## SET EXERCISE
Could you edit the items below so that every "legend-label" becomes "legend-text", with nothing else changed?

## TASK DATA
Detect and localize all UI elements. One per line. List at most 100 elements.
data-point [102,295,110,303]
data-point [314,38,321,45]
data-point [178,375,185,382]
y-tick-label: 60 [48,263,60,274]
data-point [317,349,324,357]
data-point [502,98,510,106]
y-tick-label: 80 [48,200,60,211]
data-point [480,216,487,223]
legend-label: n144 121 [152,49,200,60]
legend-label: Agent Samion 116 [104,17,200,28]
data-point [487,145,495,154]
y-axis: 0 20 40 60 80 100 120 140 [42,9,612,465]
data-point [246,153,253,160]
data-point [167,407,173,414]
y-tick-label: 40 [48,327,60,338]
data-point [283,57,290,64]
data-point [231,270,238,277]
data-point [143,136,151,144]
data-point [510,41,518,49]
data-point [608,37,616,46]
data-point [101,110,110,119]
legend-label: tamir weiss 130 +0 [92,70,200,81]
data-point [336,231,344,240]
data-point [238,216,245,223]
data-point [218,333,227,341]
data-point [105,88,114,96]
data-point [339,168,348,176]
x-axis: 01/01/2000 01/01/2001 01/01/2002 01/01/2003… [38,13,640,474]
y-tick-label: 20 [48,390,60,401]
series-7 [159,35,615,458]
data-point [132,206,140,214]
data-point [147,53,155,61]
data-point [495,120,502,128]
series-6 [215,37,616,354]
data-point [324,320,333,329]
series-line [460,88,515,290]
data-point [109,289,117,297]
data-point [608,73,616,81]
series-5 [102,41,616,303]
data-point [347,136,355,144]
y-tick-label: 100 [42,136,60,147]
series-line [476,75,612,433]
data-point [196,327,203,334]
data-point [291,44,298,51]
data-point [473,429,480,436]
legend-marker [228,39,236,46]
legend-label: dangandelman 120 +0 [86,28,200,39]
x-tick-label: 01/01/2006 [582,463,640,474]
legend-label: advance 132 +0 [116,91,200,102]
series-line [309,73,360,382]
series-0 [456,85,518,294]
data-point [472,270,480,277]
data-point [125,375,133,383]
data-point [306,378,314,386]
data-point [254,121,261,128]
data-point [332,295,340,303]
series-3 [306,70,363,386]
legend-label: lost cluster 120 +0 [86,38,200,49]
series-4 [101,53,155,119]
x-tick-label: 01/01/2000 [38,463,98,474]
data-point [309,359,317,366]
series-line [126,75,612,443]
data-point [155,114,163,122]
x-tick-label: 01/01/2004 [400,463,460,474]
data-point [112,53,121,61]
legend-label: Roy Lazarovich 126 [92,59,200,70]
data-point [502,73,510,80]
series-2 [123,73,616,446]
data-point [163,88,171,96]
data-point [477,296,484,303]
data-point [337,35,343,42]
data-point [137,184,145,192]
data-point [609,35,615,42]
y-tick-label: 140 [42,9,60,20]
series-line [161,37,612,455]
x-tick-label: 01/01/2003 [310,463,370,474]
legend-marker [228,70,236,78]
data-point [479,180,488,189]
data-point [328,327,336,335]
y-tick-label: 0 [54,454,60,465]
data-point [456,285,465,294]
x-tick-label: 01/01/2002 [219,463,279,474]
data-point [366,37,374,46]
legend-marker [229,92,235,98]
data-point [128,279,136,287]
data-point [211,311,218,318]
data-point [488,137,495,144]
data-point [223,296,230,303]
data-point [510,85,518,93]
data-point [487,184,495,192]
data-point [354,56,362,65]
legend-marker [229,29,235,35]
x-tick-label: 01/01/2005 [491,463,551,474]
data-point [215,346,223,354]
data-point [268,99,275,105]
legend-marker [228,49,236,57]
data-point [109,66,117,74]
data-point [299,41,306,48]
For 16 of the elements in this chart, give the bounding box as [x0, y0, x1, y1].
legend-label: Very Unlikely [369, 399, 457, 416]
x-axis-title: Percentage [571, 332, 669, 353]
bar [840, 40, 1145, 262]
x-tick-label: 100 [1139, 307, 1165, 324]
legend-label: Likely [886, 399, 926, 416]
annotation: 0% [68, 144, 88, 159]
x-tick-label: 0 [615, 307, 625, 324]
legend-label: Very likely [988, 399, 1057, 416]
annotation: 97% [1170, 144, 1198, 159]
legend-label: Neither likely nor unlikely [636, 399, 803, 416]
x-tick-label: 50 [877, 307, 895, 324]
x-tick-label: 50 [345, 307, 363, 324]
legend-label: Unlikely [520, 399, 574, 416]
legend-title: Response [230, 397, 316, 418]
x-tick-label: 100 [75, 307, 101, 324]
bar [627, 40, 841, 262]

## COMPLETED EXERCISE
Detect and localize all UI elements. One per line. List at most 100 elements.
data-point [102,295,110,303]
data-point [314,38,321,45]
data-point [178,375,185,382]
y-tick-label: 60 [48,263,60,274]
data-point [317,349,324,357]
data-point [502,98,510,106]
y-tick-label: 80 [48,200,60,211]
data-point [480,216,487,223]
legend-text: n144 121 [152,49,200,60]
legend-text: Agent Samion 116 [104,17,200,28]
data-point [487,145,495,154]
y-axis: 0 20 40 60 80 100 120 140 [42,9,612,465]
data-point [246,153,253,160]
data-point [167,407,173,414]
y-tick-label: 40 [48,327,60,338]
data-point [283,57,290,64]
data-point [231,270,238,277]
data-point [143,136,151,144]
data-point [510,41,518,49]
data-point [608,37,616,46]
data-point [101,110,110,119]
legend-text: tamir weiss 130 +0 [92,70,200,81]
data-point [336,231,344,240]
data-point [238,216,245,223]
data-point [218,333,227,341]
data-point [105,88,114,96]
data-point [339,168,348,176]
x-axis: 01/01/2000 01/01/2001 01/01/2002 01/01/2003… [38,13,640,474]
y-tick-label: 20 [48,390,60,401]
series-7 [159,35,615,458]
data-point [132,206,140,214]
data-point [147,53,155,61]
data-point [495,120,502,128]
series-6 [215,37,616,354]
data-point [324,320,333,329]
series-line [460,88,515,290]
data-point [109,289,117,297]
data-point [608,73,616,81]
series-5 [102,41,616,303]
data-point [347,136,355,144]
y-tick-label: 100 [42,136,60,147]
series-line [476,75,612,433]
data-point [196,327,203,334]
data-point [291,44,298,51]
data-point [473,429,480,436]
legend-marker [228,39,236,46]
legend-text: dangandelman 120 +0 [86,28,200,39]
x-tick-label: 01/01/2006 [582,463,640,474]
legend-text: advance 132 +0 [116,91,200,102]
series-line [309,73,360,382]
series-0 [456,85,518,294]
data-point [472,270,480,277]
data-point [125,375,133,383]
data-point [306,378,314,386]
data-point [254,121,261,128]
data-point [332,295,340,303]
series-3 [306,70,363,386]
legend-text: lost cluster 120 +0 [86,38,200,49]
series-4 [101,53,155,119]
x-tick-label: 01/01/2000 [38,463,98,474]
data-point [309,359,317,366]
series-line [126,75,612,443]
data-point [155,114,163,122]
x-tick-label: 01/01/2004 [400,463,460,474]
data-point [112,53,121,61]
legend-text: Roy Lazarovich 126 [92,59,200,70]
data-point [502,73,510,80]
series-2 [123,73,616,446]
data-point [163,88,171,96]
data-point [477,296,484,303]
data-point [337,35,343,42]
data-point [137,184,145,192]
data-point [609,35,615,42]
y-tick-label: 140 [42,9,60,20]
series-line [161,37,612,455]
x-tick-label: 01/01/2003 [310,463,370,474]
legend-marker [228,70,236,78]
data-point [479,180,488,189]
data-point [328,327,336,335]
y-tick-label: 0 [54,454,60,465]
data-point [456,285,465,294]
x-tick-label: 01/01/2002 [219,463,279,474]
data-point [366,37,374,46]
legend-marker [229,92,235,98]
data-point [128,279,136,287]
data-point [211,311,218,318]
data-point [488,137,495,144]
data-point [223,296,230,303]
data-point [510,85,518,93]
data-point [487,184,495,192]
data-point [354,56,362,65]
legend-marker [229,29,235,35]
x-tick-label: 01/01/2005 [491,463,551,474]
data-point [215,346,223,354]
data-point [268,99,275,105]
legend-marker [228,49,236,57]
data-point [109,66,117,74]
data-point [299,41,306,48]
For 16 of the elements in this chart, give the bounding box as [x0, y0, x1, y1].
legend-text: Very Unlikely [369, 399, 457, 416]
x-axis-title: Percentage [571, 332, 669, 353]
bar [840, 40, 1145, 262]
x-tick-label: 100 [1139, 307, 1165, 324]
legend-text: Likely [886, 399, 926, 416]
annotation: 0% [68, 144, 88, 159]
x-tick-label: 0 [615, 307, 625, 324]
legend-text: Very likely [988, 399, 1057, 416]
annotation: 97% [1170, 144, 1198, 159]
legend-text: Neither likely nor unlikely [636, 399, 803, 416]
x-tick-label: 50 [877, 307, 895, 324]
x-tick-label: 50 [345, 307, 363, 324]
legend-text: Unlikely [520, 399, 574, 416]
legend-title: Response [230, 397, 316, 418]
x-tick-label: 100 [75, 307, 101, 324]
bar [627, 40, 841, 262]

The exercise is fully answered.